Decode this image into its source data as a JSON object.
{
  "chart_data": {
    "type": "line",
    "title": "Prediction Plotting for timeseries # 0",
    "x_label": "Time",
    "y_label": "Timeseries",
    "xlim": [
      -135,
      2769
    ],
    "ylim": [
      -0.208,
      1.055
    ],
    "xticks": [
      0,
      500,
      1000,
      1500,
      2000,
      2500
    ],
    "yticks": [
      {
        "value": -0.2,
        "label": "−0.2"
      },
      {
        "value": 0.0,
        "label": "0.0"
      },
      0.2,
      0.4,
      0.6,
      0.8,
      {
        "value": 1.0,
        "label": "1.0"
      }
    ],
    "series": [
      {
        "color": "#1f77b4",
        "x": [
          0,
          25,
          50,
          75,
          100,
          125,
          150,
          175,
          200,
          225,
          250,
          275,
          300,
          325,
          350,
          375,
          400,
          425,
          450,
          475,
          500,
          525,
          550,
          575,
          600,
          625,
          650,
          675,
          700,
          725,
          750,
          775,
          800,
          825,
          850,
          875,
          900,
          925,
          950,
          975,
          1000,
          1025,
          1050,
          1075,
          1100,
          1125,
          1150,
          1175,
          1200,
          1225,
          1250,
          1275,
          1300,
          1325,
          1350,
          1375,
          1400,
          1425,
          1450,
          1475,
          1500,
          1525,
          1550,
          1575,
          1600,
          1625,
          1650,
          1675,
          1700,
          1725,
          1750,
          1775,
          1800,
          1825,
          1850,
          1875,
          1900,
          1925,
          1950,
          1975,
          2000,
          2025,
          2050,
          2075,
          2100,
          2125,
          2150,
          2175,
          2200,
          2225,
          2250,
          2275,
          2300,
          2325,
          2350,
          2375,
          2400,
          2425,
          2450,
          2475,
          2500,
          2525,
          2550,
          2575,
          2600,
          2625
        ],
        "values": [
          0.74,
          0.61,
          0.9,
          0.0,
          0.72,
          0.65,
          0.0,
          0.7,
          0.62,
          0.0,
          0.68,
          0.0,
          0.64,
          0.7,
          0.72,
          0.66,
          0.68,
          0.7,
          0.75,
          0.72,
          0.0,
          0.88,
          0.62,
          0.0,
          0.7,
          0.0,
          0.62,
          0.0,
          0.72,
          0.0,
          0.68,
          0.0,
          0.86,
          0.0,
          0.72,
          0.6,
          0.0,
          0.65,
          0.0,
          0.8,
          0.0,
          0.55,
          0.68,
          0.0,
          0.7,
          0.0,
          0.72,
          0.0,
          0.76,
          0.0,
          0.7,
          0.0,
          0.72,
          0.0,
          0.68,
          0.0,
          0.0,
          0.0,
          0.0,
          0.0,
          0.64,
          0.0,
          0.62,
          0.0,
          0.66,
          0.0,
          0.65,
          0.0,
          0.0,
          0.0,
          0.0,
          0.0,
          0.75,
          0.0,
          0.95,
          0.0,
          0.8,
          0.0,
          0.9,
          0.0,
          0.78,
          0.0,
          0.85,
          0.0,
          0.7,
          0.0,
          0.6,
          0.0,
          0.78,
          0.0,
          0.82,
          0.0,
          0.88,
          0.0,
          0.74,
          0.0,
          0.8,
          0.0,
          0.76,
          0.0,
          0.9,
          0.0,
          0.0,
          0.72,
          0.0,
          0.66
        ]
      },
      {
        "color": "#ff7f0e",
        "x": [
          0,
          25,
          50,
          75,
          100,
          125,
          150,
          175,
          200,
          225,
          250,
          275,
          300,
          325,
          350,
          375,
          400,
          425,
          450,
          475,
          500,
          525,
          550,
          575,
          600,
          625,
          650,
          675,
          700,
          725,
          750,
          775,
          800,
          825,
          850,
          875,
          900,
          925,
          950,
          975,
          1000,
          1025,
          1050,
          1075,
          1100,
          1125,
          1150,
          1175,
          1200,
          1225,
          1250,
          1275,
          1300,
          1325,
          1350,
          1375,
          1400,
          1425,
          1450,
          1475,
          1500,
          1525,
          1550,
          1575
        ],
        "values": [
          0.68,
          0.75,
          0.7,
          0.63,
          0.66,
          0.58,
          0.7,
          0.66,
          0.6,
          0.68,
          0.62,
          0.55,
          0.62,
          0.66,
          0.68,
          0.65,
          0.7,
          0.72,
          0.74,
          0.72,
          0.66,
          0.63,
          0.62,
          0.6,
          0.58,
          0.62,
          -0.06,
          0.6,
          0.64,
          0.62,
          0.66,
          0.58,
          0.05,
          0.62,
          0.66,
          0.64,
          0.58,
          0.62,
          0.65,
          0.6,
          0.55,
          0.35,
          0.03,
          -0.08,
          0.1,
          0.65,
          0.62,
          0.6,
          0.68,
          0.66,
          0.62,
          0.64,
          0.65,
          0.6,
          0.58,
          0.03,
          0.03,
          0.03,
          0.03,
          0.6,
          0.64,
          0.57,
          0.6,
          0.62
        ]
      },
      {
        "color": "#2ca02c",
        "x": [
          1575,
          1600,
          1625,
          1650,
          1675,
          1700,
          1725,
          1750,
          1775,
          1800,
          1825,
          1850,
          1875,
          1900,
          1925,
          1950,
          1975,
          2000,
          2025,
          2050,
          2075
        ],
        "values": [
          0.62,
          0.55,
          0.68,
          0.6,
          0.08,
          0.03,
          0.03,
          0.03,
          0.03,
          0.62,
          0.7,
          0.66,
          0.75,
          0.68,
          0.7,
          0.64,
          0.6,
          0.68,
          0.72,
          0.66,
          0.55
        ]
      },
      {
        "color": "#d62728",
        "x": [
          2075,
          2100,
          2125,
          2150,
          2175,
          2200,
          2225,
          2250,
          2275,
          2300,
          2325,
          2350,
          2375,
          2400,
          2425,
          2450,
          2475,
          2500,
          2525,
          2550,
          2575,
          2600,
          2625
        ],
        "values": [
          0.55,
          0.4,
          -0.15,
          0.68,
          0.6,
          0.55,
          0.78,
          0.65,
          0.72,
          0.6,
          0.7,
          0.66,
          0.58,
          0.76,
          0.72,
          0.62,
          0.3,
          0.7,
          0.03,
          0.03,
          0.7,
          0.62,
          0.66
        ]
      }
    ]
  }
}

### Given problem
Where does the word "color" appear in the listing? List each line that holds it.

### Answer
        "color": "#1f77b4",
        "color": "#ff7f0e",
        "color": "#2ca02c",
        "color": "#d62728",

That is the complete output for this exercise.